#### [EXERCISE OBJECTIVE]
Write out every entry exactly as it stands.

****************************************

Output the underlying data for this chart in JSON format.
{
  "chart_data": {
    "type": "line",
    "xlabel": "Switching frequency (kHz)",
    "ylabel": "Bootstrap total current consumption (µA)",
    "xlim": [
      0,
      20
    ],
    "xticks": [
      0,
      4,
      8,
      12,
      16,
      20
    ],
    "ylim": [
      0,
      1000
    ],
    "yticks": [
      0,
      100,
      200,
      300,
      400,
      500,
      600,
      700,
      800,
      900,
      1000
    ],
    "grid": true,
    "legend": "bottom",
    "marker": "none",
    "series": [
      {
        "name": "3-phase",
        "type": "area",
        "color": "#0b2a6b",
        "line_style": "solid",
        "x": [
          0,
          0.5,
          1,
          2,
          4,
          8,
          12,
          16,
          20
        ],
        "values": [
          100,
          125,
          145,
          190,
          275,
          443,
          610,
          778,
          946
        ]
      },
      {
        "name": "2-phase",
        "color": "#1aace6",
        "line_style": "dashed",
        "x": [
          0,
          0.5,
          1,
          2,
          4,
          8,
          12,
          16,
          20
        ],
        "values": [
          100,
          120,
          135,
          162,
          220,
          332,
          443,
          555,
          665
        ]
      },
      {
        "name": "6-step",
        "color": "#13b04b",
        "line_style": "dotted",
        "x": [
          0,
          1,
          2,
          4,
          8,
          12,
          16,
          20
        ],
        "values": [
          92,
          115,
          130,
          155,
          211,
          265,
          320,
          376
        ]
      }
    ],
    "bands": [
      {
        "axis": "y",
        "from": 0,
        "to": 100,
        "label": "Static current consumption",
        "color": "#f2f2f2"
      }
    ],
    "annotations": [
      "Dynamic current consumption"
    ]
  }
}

****************************************

#### [THE OUTPUT]
Output the underlying data for this chart in JSON format.
{
  "chart_data": {
    "type": "line",
    "xlabel": "Switching frequency (kHz)",
    "ylabel": "Bootstrap total current consumption (µA)",
    "xlim": [
      0,
      20
    ],
    "xticks": [
      0,
      4,
      8,
      12,
      16,
      20
    ],
    "ylim": [
      0,
      1000
    ],
    "yticks": [
      0,
      100,
      200,
      300,
      400,
      500,
      600,
      700,
      800,
      900,
      1000
    ],
    "grid": true,
    "legend": "bottom",
    "marker": "none",
    "series": [
      {
        "name": "3-phase",
        "type": "area",
        "color": "#0b2a6b",
        "line_style": "solid",
        "x": [
          0,
          0.5,
          1,
          2,
          4,
          8,
          12,
          16,
          20
        ],
        "values": [
          100,
          125,
          145,
          190,
          275,
          443,
          610,
          778,
          946
        ]
      },
      {
        "name": "2-phase",
        "color": "#1aace6",
        "line_style": "dashed",
        "x": [
          0,
          0.5,
          1,
          2,
          4,
          8,
          12,
          16,
          20
        ],
        "values": [
          100,
          120,
          135,
          162,
          220,
          332,
          443,
          555,
          665
        ]
      },
      {
        "name": "6-step",
        "color": "#13b04b",
        "line_style": "dotted",
        "x": [
          0,
          1,
          2,
          4,
          8,
          12,
          16,
          20
        ],
        "values": [
          92,
          115,
          130,
          155,
          211,
          265,
          320,
          376
        ]
      }
    ],
    "bands": [
      {
        "axis": "y",
        "from": 0,
        "to": 100,
        "label": "Static current consumption",
        "color": "#f2f2f2"
      }
    ],
    "annotations": [
      "Dynamic current consumption"
    ]
  }
}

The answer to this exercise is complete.